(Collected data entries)

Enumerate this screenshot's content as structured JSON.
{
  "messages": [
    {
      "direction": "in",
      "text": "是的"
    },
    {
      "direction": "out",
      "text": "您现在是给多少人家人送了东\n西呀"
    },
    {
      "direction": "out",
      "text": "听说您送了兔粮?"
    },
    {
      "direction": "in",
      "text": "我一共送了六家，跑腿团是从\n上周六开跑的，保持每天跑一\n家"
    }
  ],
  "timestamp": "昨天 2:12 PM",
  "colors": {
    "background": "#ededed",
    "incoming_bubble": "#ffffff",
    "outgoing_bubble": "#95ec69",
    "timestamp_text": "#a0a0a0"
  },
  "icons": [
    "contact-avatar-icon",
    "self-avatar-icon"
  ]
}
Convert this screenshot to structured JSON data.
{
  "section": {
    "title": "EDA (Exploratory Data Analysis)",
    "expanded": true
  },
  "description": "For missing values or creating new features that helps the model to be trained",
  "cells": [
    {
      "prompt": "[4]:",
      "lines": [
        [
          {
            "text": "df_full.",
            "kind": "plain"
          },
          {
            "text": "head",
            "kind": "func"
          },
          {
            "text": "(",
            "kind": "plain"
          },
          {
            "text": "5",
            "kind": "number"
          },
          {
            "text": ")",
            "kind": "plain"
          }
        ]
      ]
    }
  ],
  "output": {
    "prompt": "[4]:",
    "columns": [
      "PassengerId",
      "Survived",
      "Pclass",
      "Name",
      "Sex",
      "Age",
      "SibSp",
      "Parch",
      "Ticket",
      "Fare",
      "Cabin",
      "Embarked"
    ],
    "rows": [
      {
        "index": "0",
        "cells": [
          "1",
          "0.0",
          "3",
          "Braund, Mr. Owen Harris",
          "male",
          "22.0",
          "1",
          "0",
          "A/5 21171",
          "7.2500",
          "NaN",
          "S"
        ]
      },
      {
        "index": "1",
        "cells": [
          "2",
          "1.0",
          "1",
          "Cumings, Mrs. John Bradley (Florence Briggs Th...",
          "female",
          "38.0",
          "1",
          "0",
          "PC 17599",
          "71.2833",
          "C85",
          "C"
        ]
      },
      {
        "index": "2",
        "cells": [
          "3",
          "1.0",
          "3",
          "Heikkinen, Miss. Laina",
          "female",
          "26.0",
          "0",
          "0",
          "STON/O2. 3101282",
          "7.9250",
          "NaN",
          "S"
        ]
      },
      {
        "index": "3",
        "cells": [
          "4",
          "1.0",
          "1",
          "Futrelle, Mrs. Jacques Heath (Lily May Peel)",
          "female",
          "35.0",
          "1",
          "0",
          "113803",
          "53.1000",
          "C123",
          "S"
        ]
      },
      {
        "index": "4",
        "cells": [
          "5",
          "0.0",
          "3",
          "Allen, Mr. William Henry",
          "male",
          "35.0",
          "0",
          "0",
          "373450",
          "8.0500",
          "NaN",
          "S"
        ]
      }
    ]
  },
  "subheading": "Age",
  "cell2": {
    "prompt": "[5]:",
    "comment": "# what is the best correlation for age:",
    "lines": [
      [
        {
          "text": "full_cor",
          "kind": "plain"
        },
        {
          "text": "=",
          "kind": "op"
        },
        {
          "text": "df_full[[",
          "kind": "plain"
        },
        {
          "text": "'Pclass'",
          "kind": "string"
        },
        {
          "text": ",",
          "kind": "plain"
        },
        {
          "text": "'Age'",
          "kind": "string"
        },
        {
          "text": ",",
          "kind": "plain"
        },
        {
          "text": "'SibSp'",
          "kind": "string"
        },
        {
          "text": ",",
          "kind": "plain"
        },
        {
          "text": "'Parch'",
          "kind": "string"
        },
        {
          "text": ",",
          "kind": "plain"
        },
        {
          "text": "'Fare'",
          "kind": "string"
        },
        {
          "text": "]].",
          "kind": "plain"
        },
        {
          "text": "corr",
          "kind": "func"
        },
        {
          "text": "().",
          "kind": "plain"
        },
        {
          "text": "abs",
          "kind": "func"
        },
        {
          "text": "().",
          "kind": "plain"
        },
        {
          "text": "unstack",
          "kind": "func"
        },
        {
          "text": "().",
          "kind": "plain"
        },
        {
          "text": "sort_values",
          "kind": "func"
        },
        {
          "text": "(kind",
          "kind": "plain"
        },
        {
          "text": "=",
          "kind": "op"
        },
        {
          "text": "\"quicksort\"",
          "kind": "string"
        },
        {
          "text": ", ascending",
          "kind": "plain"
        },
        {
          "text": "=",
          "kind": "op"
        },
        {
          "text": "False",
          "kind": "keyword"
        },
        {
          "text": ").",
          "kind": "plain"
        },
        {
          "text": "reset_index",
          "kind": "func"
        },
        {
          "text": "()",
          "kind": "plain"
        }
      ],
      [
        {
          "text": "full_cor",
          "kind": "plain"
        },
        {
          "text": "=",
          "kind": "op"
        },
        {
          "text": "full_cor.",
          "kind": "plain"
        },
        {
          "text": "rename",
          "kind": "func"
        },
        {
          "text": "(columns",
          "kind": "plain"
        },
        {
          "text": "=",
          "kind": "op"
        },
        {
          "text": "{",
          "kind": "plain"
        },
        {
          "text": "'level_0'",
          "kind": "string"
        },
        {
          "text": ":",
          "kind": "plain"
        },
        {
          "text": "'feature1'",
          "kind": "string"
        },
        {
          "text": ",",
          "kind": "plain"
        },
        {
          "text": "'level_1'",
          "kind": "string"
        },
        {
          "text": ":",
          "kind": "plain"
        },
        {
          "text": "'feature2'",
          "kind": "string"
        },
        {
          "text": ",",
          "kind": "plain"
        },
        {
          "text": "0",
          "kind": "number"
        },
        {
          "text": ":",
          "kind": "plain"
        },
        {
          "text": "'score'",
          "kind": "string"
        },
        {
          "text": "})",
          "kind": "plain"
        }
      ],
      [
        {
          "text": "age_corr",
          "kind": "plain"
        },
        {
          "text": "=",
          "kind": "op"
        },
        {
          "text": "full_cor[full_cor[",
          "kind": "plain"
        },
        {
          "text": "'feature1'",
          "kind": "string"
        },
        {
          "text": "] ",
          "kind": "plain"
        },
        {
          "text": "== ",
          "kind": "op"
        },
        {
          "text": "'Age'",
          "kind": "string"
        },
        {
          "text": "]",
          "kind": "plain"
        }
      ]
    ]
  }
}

▶ _EXERCISE_
Output each record exactly, leaving nothing out.

▶ _RESULT_
Enumerate this screenshot's content as structured JSON.
{
  "messages": [
    {
      "direction": "in",
      "text": "是的"
    },
    {
      "direction": "out",
      "text": "您现在是给多少人家人送了东\n西呀"
    },
    {
      "direction": "out",
      "text": "听说您送了兔粮?"
    },
    {
      "direction": "in",
      "text": "我一共送了六家，跑腿团是从\n上周六开跑的，保持每天跑一\n家"
    }
  ],
  "timestamp": "昨天 2:12 PM",
  "colors": {
    "background": "#ededed",
    "incoming_bubble": "#ffffff",
    "outgoing_bubble": "#95ec69",
    "timestamp_text": "#a0a0a0"
  },
  "icons": [
    "contact-avatar-icon",
    "self-avatar-icon"
  ]
}
Convert this screenshot to structured JSON data.
{
  "section": {
    "title": "EDA (Exploratory Data Analysis)",
    "expanded": true
  },
  "description": "For missing values or creating new features that helps the model to be trained",
  "cells": [
    {
      "prompt": "[4]:",
      "lines": [
        [
          {
            "text": "df_full.",
            "kind": "plain"
          },
          {
            "text": "head",
            "kind": "func"
          },
          {
            "text": "(",
            "kind": "plain"
          },
          {
            "text": "5",
            "kind": "number"
          },
          {
            "text": ")",
            "kind": "plain"
          }
        ]
      ]
    }
  ],
  "output": {
    "prompt": "[4]:",
    "columns": [
      "PassengerId",
      "Survived",
      "Pclass",
      "Name",
      "Sex",
      "Age",
      "SibSp",
      "Parch",
      "Ticket",
      "Fare",
      "Cabin",
      "Embarked"
    ],
    "rows": [
      {
        "index": "0",
        "cells": [
          "1",
          "0.0",
          "3",
          "Braund, Mr. Owen Harris",
          "male",
          "22.0",
          "1",
          "0",
          "A/5 21171",
          "7.2500",
          "NaN",
          "S"
        ]
      },
      {
        "index": "1",
        "cells": [
          "2",
          "1.0",
          "1",
          "Cumings, Mrs. John Bradley (Florence Briggs Th...",
          "female",
          "38.0",
          "1",
          "0",
          "PC 17599",
          "71.2833",
          "C85",
          "C"
        ]
      },
      {
        "index": "2",
        "cells": [
          "3",
          "1.0",
          "3",
          "Heikkinen, Miss. Laina",
          "female",
          "26.0",
          "0",
          "0",
          "STON/O2. 3101282",
          "7.9250",
          "NaN",
          "S"
        ]
      },
      {
        "index": "3",
        "cells": [
          "4",
          "1.0",
          "1",
          "Futrelle, Mrs. Jacques Heath (Lily May Peel)",
          "female",
          "35.0",
          "1",
          "0",
          "113803",
          "53.1000",
          "C123",
          "S"
        ]
      },
      {
        "index": "4",
        "cells": [
          "5",
          "0.0",
          "3",
          "Allen, Mr. William Henry",
          "male",
          "35.0",
          "0",
          "0",
          "373450",
          "8.0500",
          "NaN",
          "S"
        ]
      }
    ]
  },
  "subheading": "Age",
  "cell2": {
    "prompt": "[5]:",
    "comment": "# what is the best correlation for age:",
    "lines": [
      [
        {
          "text": "full_cor",
          "kind": "plain"
        },
        {
          "text": "=",
          "kind": "op"
        },
        {
          "text": "df_full[[",
          "kind": "plain"
        },
        {
          "text": "'Pclass'",
          "kind": "string"
        },
        {
          "text": ",",
          "kind": "plain"
        },
        {
          "text": "'Age'",
          "kind": "string"
        },
        {
          "text": ",",
          "kind": "plain"
        },
        {
          "text": "'SibSp'",
          "kind": "string"
        },
        {
          "text": ",",
          "kind": "plain"
        },
        {
          "text": "'Parch'",
          "kind": "string"
        },
        {
          "text": ",",
          "kind": "plain"
        },
        {
          "text": "'Fare'",
          "kind": "string"
        },
        {
          "text": "]].",
          "kind": "plain"
        },
        {
          "text": "corr",
          "kind": "func"
        },
        {
          "text": "().",
          "kind": "plain"
        },
        {
          "text": "abs",
          "kind": "func"
        },
        {
          "text": "().",
          "kind": "plain"
        },
        {
          "text": "unstack",
          "kind": "func"
        },
        {
          "text": "().",
          "kind": "plain"
        },
        {
          "text": "sort_values",
          "kind": "func"
        },
        {
          "text": "(kind",
          "kind": "plain"
        },
        {
          "text": "=",
          "kind": "op"
        },
        {
          "text": "\"quicksort\"",
          "kind": "string"
        },
        {
          "text": ", ascending",
          "kind": "plain"
        },
        {
          "text": "=",
          "kind": "op"
        },
        {
          "text": "False",
          "kind": "keyword"
        },
        {
          "text": ").",
          "kind": "plain"
        },
        {
          "text": "reset_index",
          "kind": "func"
        },
        {
          "text": "()",
          "kind": "plain"
        }
      ],
      [
        {
          "text": "full_cor",
          "kind": "plain"
        },
        {
          "text": "=",
          "kind": "op"
        },
        {
          "text": "full_cor.",
          "kind": "plain"
        },
        {
          "text": "rename",
          "kind": "func"
        },
        {
          "text": "(columns",
          "kind": "plain"
        },
        {
          "text": "=",
          "kind": "op"
        },
        {
          "text": "{",
          "kind": "plain"
        },
        {
          "text": "'level_0'",
          "kind": "string"
        },
        {
          "text": ":",
          "kind": "plain"
        },
        {
          "text": "'feature1'",
          "kind": "string"
        },
        {
          "text": ",",
          "kind": "plain"
        },
        {
          "text": "'level_1'",
          "kind": "string"
        },
        {
          "text": ":",
          "kind": "plain"
        },
        {
          "text": "'feature2'",
          "kind": "string"
        },
        {
          "text": ",",
          "kind": "plain"
        },
        {
          "text": "0",
          "kind": "number"
        },
        {
          "text": ":",
          "kind": "plain"
        },
        {
          "text": "'score'",
          "kind": "string"
        },
        {
          "text": "})",
          "kind": "plain"
        }
      ],
      [
        {
          "text": "age_corr",
          "kind": "plain"
        },
        {
          "text": "=",
          "kind": "op"
        },
        {
          "text": "full_cor[full_cor[",
          "kind": "plain"
        },
        {
          "text": "'feature1'",
          "kind": "string"
        },
        {
          "text": "] ",
          "kind": "plain"
        },
        {
          "text": "== ",
          "kind": "op"
        },
        {
          "text": "'Age'",
          "kind": "string"
        },
        {
          "text": "]",
          "kind": "plain"
        }
      ]
    ]
  }
}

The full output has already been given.